• [SET PROBLEM]: Count how many lines of the material hold "przeniesione". Respond with that number alone.

• [DATA SUPPLIED]:
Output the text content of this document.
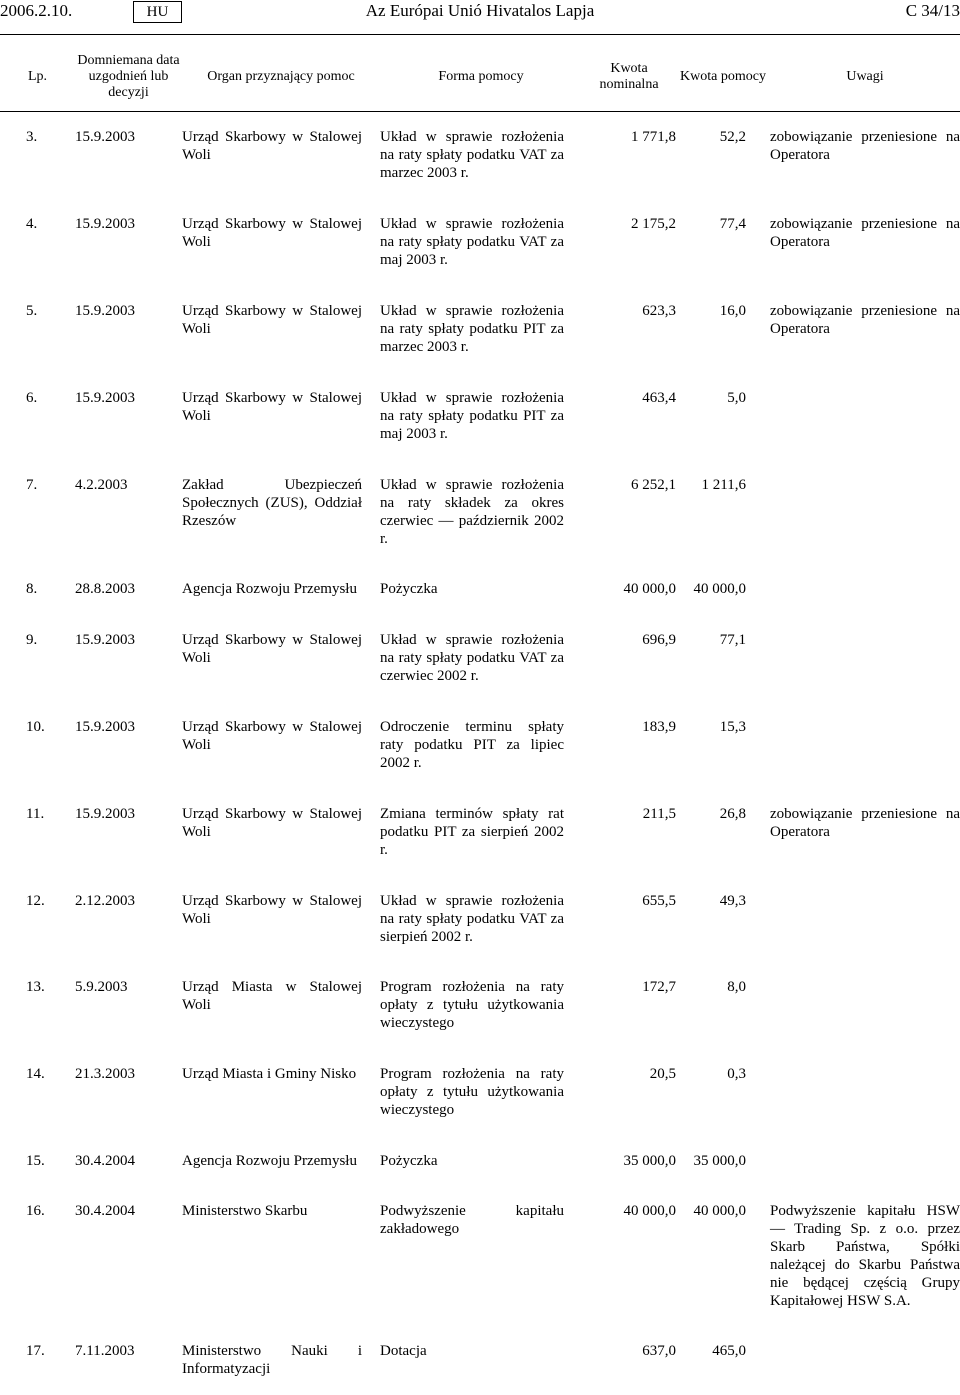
2006.2.10.	HU	Az Európai Unió Hivatalos Lapja	C 34/13
Lp.	Domniemana data uzgodnień lub decyzji	Organ przyznający pomoc	Forma pomocy	Kwota nominalna	Kwota pomocy	Uwagi

3.	15.9.2003	Urząd Skarbowy w Stalowej Woli	Układ w sprawie rozłożenia na raty spłaty podatku VAT za marzec 2003 r.	1 771,8	52,2	zobowiązanie przeniesione na Operatora
4.	15.9.2003	Urząd Skarbowy w Stalowej Woli	Układ w sprawie rozłożenia na raty spłaty podatku VAT za maj 2003 r.	2 175,2	77,4	zobowiązanie przeniesione na Operatora
5.	15.9.2003	Urząd Skarbowy w Stalowej Woli	Układ w sprawie rozłożenia na raty spłaty podatku PIT za marzec 2003 r.	623,3	16,0	zobowiązanie przeniesione na Operatora
6.	15.9.2003	Urząd Skarbowy w Stalowej Woli	Układ w sprawie rozłożenia na raty spłaty podatku PIT za maj 2003 r.	463,4	5,0	
7.	4.2.2003	Zakład Ubezpieczeń Społecznych (ZUS), Oddział Rzeszów	Układ w sprawie rozłożenia na raty składek za okres czerwiec — październik 2002 r.	6 252,1	1 211,6	
8.	28.8.2003	Agencja Rozwoju Przemysłu	Pożyczka	40 000,0	40 000,0	
9.	15.9.2003	Urząd Skarbowy w Stalowej Woli	Układ w sprawie rozłożenia na raty spłaty podatku VAT za czerwiec 2002 r.	696,9	77,1	
10.	15.9.2003	Urząd Skarbowy w Stalowej Woli	Odroczenie terminu spłaty raty podatku PIT za lipiec 2002 r.	183,9	15,3	
11.	15.9.2003	Urząd Skarbowy w Stalowej Woli	Zmiana terminów spłaty rat podatku PIT za sierpień 2002 r.	211,5	26,8	zobowiązanie przeniesione na Operatora
12.	2.12.2003	Urząd Skarbowy w Stalowej Woli	Układ w sprawie rozłożenia na raty spłaty podatku VAT za sierpień 2002 r.	655,5	49,3	
13.	5.9.2003	Urząd Miasta w Stalowej Woli	Program rozłożenia na raty opłaty z tytułu użytkowania wieczystego	172,7	8,0	
14.	21.3.2003	Urząd Miasta i Gminy Nisko	Program rozłożenia na raty opłaty z tytułu użytkowania wieczystego	20,5	0,3	
15.	30.4.2004	Agencja Rozwoju Przemysłu	Pożyczka	35 000,0	35 000,0	
16.	30.4.2004	Ministerstwo Skarbu	Podwyższenie kapitału zakładowego	40 000,0	40 000,0	Podwyższenie kapitału HSW — Trading Sp. z o.o. przez Skarb Państwa, Spółki należącej do Skarbu Państwa nie będącej częścią Grupy Kapitałowej HSW S.A.
17.	7.11.2003	Ministerstwo Nauki i Informatyzacji	Dotacja	637,0	465,0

• [TASK RESPONSE]: 4